▶ **WHAT IS BEING ASKED**
Please reproduce the items verbatim, from the first line through the line containing "route-details-link[interactable]: Chi tiết", with that line included.

+++ DATA SHOWN +++

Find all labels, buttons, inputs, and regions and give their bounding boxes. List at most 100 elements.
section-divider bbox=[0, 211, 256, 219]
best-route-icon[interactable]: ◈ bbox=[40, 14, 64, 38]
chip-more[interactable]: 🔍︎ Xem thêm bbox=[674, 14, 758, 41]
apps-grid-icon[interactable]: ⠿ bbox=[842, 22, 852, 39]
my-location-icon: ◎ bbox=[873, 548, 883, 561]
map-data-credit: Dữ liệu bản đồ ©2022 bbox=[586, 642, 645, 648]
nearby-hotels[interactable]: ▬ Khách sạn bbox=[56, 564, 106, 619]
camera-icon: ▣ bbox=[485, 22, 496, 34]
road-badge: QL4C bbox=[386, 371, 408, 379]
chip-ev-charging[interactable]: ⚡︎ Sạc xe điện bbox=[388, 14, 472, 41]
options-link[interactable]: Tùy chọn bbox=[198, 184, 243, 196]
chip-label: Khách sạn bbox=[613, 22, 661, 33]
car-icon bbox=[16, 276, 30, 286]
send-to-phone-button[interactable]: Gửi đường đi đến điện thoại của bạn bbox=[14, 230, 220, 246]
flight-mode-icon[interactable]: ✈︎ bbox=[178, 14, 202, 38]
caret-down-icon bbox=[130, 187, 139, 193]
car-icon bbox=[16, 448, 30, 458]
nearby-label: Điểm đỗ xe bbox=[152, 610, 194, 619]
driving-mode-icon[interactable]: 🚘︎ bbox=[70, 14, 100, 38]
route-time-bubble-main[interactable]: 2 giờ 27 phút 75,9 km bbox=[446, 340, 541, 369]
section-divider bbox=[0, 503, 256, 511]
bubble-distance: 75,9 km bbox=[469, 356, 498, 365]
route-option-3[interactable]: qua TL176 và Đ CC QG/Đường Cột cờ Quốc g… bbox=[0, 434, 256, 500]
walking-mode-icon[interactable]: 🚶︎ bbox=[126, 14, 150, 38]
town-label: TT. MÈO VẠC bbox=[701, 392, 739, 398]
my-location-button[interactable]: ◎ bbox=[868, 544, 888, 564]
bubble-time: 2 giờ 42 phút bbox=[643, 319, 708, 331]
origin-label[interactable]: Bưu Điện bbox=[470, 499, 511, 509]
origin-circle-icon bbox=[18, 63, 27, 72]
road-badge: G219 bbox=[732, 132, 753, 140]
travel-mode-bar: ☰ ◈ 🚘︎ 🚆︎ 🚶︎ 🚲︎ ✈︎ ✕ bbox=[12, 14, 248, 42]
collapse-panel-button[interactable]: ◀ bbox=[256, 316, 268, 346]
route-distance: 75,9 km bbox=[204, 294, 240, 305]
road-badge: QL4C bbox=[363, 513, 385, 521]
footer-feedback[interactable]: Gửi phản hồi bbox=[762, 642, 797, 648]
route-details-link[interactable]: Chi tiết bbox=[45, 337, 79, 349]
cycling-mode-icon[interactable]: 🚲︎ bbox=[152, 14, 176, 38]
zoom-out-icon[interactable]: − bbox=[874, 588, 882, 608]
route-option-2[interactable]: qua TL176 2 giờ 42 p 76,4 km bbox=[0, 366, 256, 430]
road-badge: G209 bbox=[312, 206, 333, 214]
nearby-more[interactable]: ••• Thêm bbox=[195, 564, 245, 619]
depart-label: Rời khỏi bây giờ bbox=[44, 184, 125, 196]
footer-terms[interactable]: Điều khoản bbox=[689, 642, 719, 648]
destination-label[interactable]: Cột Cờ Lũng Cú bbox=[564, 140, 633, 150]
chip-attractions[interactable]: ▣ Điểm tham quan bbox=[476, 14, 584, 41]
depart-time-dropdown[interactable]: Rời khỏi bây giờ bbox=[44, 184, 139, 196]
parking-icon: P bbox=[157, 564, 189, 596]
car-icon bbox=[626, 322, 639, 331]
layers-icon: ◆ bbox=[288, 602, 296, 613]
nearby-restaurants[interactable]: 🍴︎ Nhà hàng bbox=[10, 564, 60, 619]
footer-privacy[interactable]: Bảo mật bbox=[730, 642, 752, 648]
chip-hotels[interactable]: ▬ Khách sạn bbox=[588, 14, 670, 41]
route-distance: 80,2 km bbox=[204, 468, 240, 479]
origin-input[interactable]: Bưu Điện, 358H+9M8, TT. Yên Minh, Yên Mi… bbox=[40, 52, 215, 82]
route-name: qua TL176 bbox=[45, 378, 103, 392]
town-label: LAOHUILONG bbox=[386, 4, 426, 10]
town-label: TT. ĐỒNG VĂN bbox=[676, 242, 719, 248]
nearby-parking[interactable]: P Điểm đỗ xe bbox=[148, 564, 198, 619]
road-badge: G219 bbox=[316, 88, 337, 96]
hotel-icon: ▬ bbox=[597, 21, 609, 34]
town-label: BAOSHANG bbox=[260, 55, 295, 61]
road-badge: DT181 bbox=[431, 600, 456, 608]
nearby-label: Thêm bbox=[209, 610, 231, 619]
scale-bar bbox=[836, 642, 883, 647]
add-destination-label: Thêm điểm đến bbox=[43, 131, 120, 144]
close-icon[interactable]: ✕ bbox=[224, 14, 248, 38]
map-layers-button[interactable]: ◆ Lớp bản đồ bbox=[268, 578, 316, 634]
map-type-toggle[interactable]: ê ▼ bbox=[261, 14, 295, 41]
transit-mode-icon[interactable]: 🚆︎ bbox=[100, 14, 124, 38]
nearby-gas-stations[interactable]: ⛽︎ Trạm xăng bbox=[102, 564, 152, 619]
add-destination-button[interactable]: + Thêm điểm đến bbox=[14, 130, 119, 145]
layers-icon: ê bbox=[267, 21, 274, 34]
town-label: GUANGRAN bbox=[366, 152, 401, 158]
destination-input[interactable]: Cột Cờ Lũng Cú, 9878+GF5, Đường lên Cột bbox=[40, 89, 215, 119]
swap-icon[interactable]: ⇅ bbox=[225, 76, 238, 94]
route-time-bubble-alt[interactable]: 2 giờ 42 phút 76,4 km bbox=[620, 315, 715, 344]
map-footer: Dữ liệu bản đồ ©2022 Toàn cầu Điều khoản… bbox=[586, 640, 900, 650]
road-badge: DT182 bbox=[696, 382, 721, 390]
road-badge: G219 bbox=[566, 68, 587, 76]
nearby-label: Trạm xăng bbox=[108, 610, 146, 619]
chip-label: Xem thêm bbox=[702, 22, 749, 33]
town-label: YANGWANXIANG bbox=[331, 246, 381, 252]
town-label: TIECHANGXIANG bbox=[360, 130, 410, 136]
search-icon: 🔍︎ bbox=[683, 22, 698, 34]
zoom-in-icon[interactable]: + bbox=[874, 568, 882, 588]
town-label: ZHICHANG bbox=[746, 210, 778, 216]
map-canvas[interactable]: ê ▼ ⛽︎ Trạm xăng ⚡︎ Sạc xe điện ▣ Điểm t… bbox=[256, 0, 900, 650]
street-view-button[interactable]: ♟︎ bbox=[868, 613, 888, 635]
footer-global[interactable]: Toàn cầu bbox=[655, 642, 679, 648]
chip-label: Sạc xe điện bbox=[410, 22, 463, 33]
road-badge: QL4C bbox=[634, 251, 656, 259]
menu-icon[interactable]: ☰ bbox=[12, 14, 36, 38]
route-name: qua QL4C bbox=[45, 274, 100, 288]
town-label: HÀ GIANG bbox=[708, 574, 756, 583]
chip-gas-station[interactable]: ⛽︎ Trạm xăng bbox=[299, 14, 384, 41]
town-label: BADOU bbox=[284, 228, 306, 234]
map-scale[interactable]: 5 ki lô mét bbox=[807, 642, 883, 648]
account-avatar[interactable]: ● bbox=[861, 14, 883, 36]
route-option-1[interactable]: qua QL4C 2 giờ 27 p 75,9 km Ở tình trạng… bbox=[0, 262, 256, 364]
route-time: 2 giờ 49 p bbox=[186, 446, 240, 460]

+++

▶ **SOLUTION FOR THIS EXERCISE**
Find all labels, buttons, inputs, and regions and give their bounding boxes. List at most 100 elements.
section-divider bbox=[0, 211, 256, 219]
best-route-icon[interactable]: ◈ bbox=[40, 14, 64, 38]
chip-more[interactable]: 🔍︎ Xem thêm bbox=[674, 14, 758, 41]
apps-grid-icon[interactable]: ⠿ bbox=[842, 22, 852, 39]
my-location-icon: ◎ bbox=[873, 548, 883, 561]
map-data-credit: Dữ liệu bản đồ ©2022 bbox=[586, 642, 645, 648]
nearby-hotels[interactable]: ▬ Khách sạn bbox=[56, 564, 106, 619]
camera-icon: ▣ bbox=[485, 22, 496, 34]
road-badge: QL4C bbox=[386, 371, 408, 379]
chip-ev-charging[interactable]: ⚡︎ Sạc xe điện bbox=[388, 14, 472, 41]
options-link[interactable]: Tùy chọn bbox=[198, 184, 243, 196]
chip-label: Khách sạn bbox=[613, 22, 661, 33]
car-icon bbox=[16, 276, 30, 286]
send-to-phone-button[interactable]: Gửi đường đi đến điện thoại của bạn bbox=[14, 230, 220, 246]
flight-mode-icon[interactable]: ✈︎ bbox=[178, 14, 202, 38]
caret-down-icon bbox=[130, 187, 139, 193]
car-icon bbox=[16, 448, 30, 458]
nearby-label: Điểm đỗ xe bbox=[152, 610, 194, 619]
driving-mode-icon[interactable]: 🚘︎ bbox=[70, 14, 100, 38]
route-time-bubble-main[interactable]: 2 giờ 27 phút 75,9 km bbox=[446, 340, 541, 369]
section-divider bbox=[0, 503, 256, 511]
bubble-distance: 75,9 km bbox=[469, 356, 498, 365]
route-option-3[interactable]: qua TL176 và Đ CC QG/Đường Cột cờ Quốc g… bbox=[0, 434, 256, 500]
walking-mode-icon[interactable]: 🚶︎ bbox=[126, 14, 150, 38]
town-label: TT. MÈO VẠC bbox=[701, 392, 739, 398]
my-location-button[interactable]: ◎ bbox=[868, 544, 888, 564]
bubble-time: 2 giờ 42 phút bbox=[643, 319, 708, 331]
origin-label[interactable]: Bưu Điện bbox=[470, 499, 511, 509]
origin-circle-icon bbox=[18, 63, 27, 72]
road-badge: G219 bbox=[732, 132, 753, 140]
travel-mode-bar: ☰ ◈ 🚘︎ 🚆︎ 🚶︎ 🚲︎ ✈︎ ✕ bbox=[12, 14, 248, 42]
collapse-panel-button[interactable]: ◀ bbox=[256, 316, 268, 346]
route-distance: 75,9 km bbox=[204, 294, 240, 305]
road-badge: QL4C bbox=[363, 513, 385, 521]
footer-feedback[interactable]: Gửi phản hồi bbox=[762, 642, 797, 648]
route-details-link[interactable]: Chi tiết bbox=[45, 337, 79, 349]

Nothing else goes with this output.